* _What is needed_
Gather each line of the entries below that includes "color".

Structured figure records

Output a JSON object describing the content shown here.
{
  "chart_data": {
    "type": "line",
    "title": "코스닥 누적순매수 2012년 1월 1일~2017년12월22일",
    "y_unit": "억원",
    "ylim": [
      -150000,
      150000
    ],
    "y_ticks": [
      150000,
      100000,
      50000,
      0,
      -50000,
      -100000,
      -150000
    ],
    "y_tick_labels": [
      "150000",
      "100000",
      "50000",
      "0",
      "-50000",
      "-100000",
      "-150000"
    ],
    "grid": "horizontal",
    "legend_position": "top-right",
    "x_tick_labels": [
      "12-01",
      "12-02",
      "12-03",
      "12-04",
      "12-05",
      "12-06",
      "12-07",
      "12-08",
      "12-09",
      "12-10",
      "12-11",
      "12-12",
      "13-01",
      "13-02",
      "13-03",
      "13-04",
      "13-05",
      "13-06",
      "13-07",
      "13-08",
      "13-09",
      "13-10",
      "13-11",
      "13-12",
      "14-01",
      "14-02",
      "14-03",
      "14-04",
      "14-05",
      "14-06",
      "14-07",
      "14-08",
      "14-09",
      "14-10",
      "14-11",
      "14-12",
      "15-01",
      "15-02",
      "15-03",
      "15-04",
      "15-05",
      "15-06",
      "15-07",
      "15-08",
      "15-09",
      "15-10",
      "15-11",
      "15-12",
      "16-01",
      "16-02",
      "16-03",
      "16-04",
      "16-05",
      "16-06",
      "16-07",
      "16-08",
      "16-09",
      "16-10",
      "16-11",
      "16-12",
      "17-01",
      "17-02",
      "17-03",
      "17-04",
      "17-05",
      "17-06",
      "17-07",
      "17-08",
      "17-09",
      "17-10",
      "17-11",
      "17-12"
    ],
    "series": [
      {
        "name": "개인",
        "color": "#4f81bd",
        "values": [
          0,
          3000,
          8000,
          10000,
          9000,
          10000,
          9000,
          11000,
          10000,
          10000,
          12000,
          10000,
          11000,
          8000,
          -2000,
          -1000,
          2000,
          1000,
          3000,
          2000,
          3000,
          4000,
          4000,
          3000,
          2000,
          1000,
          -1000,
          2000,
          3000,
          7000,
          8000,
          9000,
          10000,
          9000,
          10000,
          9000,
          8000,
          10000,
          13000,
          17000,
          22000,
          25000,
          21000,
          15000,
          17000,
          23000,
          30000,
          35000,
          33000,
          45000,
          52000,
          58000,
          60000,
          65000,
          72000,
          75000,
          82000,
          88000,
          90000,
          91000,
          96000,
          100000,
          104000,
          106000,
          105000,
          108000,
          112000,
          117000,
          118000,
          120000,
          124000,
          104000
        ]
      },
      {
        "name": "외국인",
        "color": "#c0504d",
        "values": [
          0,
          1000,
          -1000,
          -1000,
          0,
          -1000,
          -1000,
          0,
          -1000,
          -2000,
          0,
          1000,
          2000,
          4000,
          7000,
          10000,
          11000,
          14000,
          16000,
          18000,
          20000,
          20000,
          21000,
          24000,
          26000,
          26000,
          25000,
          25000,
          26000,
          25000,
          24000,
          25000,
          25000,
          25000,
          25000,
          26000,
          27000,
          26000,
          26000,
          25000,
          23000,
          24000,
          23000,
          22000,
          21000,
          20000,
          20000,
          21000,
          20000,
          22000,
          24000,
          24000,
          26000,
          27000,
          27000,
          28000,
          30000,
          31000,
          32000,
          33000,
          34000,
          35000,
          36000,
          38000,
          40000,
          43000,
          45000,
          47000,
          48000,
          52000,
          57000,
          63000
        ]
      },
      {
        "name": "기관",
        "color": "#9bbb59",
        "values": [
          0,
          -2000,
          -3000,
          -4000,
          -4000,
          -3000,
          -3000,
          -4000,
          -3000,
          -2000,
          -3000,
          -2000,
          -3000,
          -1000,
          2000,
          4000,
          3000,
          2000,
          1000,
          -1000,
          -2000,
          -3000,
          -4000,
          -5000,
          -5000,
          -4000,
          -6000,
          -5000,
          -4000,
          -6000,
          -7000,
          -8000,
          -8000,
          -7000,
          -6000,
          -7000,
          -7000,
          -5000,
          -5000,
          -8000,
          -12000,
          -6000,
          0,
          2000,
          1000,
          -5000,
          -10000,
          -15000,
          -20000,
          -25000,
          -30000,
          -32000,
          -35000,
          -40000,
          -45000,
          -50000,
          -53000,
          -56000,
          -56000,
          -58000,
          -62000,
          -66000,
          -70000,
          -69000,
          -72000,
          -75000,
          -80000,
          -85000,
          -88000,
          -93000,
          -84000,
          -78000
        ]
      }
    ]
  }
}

* _Task answer_
        "color": "#4f81bd",
        "color": "#c0504d",
        "color": "#9bbb59",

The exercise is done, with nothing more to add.